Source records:
** BEGIN **

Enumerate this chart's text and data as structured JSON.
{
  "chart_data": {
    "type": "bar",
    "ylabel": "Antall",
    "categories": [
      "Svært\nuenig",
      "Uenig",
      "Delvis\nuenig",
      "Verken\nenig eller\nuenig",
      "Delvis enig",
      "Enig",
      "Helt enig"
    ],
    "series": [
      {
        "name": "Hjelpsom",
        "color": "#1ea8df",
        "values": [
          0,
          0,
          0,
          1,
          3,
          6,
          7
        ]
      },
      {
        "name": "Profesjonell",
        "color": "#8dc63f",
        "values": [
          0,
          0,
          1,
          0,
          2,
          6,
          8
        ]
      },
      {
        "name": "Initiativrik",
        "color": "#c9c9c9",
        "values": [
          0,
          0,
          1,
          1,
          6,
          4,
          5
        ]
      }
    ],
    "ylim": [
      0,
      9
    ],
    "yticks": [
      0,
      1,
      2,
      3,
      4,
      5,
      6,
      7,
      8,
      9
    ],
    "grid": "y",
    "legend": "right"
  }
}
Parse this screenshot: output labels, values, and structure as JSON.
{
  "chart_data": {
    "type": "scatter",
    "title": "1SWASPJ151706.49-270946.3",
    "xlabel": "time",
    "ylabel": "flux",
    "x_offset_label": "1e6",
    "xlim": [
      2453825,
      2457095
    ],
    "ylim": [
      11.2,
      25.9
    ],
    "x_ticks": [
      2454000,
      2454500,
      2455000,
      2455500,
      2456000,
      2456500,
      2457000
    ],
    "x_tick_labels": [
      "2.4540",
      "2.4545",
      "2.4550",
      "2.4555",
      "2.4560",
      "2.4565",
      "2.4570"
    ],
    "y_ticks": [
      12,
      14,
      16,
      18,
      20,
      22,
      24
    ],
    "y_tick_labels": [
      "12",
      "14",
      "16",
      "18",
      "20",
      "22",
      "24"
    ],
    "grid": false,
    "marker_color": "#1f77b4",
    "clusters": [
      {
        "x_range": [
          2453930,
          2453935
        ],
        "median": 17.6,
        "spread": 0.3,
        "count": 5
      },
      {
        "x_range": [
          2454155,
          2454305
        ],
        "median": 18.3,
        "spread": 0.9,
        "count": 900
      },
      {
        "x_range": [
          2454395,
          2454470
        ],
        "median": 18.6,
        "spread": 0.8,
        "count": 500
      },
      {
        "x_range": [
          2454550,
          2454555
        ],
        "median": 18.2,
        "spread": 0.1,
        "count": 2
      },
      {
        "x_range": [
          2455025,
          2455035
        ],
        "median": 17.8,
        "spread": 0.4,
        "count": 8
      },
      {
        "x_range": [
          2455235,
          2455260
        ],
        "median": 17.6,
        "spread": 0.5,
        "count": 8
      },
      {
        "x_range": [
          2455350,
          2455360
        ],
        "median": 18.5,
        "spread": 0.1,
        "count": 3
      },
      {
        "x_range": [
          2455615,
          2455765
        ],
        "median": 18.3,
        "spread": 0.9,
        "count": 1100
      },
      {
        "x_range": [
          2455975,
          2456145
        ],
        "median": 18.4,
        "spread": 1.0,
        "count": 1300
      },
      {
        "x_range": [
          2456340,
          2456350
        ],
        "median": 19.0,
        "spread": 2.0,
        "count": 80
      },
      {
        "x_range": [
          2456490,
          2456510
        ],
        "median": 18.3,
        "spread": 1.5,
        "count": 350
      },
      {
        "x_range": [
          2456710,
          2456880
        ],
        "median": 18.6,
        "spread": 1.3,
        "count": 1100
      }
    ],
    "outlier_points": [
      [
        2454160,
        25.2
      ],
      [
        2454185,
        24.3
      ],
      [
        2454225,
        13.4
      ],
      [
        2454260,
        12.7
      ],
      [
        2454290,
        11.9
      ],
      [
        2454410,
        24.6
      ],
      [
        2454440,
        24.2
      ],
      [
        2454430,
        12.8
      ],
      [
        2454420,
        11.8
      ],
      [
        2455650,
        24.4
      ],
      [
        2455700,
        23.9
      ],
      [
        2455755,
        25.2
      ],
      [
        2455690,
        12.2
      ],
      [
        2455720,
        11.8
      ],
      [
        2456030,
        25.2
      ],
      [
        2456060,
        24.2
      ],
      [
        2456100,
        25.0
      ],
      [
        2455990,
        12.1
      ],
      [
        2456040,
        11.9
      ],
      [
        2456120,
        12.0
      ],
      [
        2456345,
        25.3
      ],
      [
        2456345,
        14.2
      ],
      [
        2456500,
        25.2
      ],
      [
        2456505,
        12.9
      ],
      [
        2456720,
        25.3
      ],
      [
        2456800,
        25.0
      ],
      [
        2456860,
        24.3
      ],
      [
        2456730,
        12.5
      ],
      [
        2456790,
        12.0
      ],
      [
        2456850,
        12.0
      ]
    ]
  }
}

** END **

EXERCISE TASK |
Type out all of the material again, word for word.

EXPECTED ANSWER |
Enumerate this chart's text and data as structured JSON.
{
  "chart_data": {
    "type": "bar",
    "ylabel": "Antall",
    "categories": [
      "Svært\nuenig",
      "Uenig",
      "Delvis\nuenig",
      "Verken\nenig eller\nuenig",
      "Delvis enig",
      "Enig",
      "Helt enig"
    ],
    "series": [
      {
        "name": "Hjelpsom",
        "color": "#1ea8df",
        "values": [
          0,
          0,
          0,
          1,
          3,
          6,
          7
        ]
      },
      {
        "name": "Profesjonell",
        "color": "#8dc63f",
        "values": [
          0,
          0,
          1,
          0,
          2,
          6,
          8
        ]
      },
      {
        "name": "Initiativrik",
        "color": "#c9c9c9",
        "values": [
          0,
          0,
          1,
          1,
          6,
          4,
          5
        ]
      }
    ],
    "ylim": [
      0,
      9
    ],
    "yticks": [
      0,
      1,
      2,
      3,
      4,
      5,
      6,
      7,
      8,
      9
    ],
    "grid": "y",
    "legend": "right"
  }
}
Parse this screenshot: output labels, values, and structure as JSON.
{
  "chart_data": {
    "type": "scatter",
    "title": "1SWASPJ151706.49-270946.3",
    "xlabel": "time",
    "ylabel": "flux",
    "x_offset_label": "1e6",
    "xlim": [
      2453825,
      2457095
    ],
    "ylim": [
      11.2,
      25.9
    ],
    "x_ticks": [
      2454000,
      2454500,
      2455000,
      2455500,
      2456000,
      2456500,
      2457000
    ],
    "x_tick_labels": [
      "2.4540",
      "2.4545",
      "2.4550",
      "2.4555",
      "2.4560",
      "2.4565",
      "2.4570"
    ],
    "y_ticks": [
      12,
      14,
      16,
      18,
      20,
      22,
      24
    ],
    "y_tick_labels": [
      "12",
      "14",
      "16",
      "18",
      "20",
      "22",
      "24"
    ],
    "grid": false,
    "marker_color": "#1f77b4",
    "clusters": [
      {
        "x_range": [
          2453930,
          2453935
        ],
        "median": 17.6,
        "spread": 0.3,
        "count": 5
      },
      {
        "x_range": [
          2454155,
          2454305
        ],
        "median": 18.3,
        "spread": 0.9,
        "count": 900
      },
      {
        "x_range": [
          2454395,
          2454470
        ],
        "median": 18.6,
        "spread": 0.8,
        "count": 500
      },
      {
        "x_range": [
          2454550,
          2454555
        ],
        "median": 18.2,
        "spread": 0.1,
        "count": 2
      },
      {
        "x_range": [
          2455025,
          2455035
        ],
        "median": 17.8,
        "spread": 0.4,
        "count": 8
      },
      {
        "x_range": [
          2455235,
          2455260
        ],
        "median": 17.6,
        "spread": 0.5,
        "count": 8
      },
      {
        "x_range": [
          2455350,
          2455360
        ],
        "median": 18.5,
        "spread": 0.1,
        "count": 3
      },
      {
        "x_range": [
          2455615,
          2455765
        ],
        "median": 18.3,
        "spread": 0.9,
        "count": 1100
      },
      {
        "x_range": [
          2455975,
          2456145
        ],
        "median": 18.4,
        "spread": 1.0,
        "count": 1300
      },
      {
        "x_range": [
          2456340,
          2456350
        ],
        "median": 19.0,
        "spread": 2.0,
        "count": 80
      },
      {
        "x_range": [
          2456490,
          2456510
        ],
        "median": 18.3,
        "spread": 1.5,
        "count": 350
      },
      {
        "x_range": [
          2456710,
          2456880
        ],
        "median": 18.6,
        "spread": 1.3,
        "count": 1100
      }
    ],
    "outlier_points": [
      [
        2454160,
        25.2
      ],
      [
        2454185,
        24.3
      ],
      [
        2454225,
        13.4
      ],
      [
        2454260,
        12.7
      ],
      [
        2454290,
        11.9
      ],
      [
        2454410,
        24.6
      ],
      [
        2454440,
        24.2
      ],
      [
        2454430,
        12.8
      ],
      [
        2454420,
        11.8
      ],
      [
        2455650,
        24.4
      ],
      [
        2455700,
        23.9
      ],
      [
        2455755,
        25.2
      ],
      [
        2455690,
        12.2
      ],
      [
        2455720,
        11.8
      ],
      [
        2456030,
        25.2
      ],
      [
        2456060,
        24.2
      ],
      [
        2456100,
        25.0
      ],
      [
        2455990,
        12.1
      ],
      [
        2456040,
        11.9
      ],
      [
        2456120,
        12.0
      ],
      [
        2456345,
        25.3
      ],
      [
        2456345,
        14.2
      ],
      [
        2456500,
        25.2
      ],
      [
        2456505,
        12.9
      ],
      [
        2456720,
        25.3
      ],
      [
        2456800,
        25.0
      ],
      [
        2456860,
        24.3
      ],
      [
        2456730,
        12.5
      ],
      [
        2456790,
        12.0
      ],
      [
        2456850,
        12.0
      ]
    ]
  }
}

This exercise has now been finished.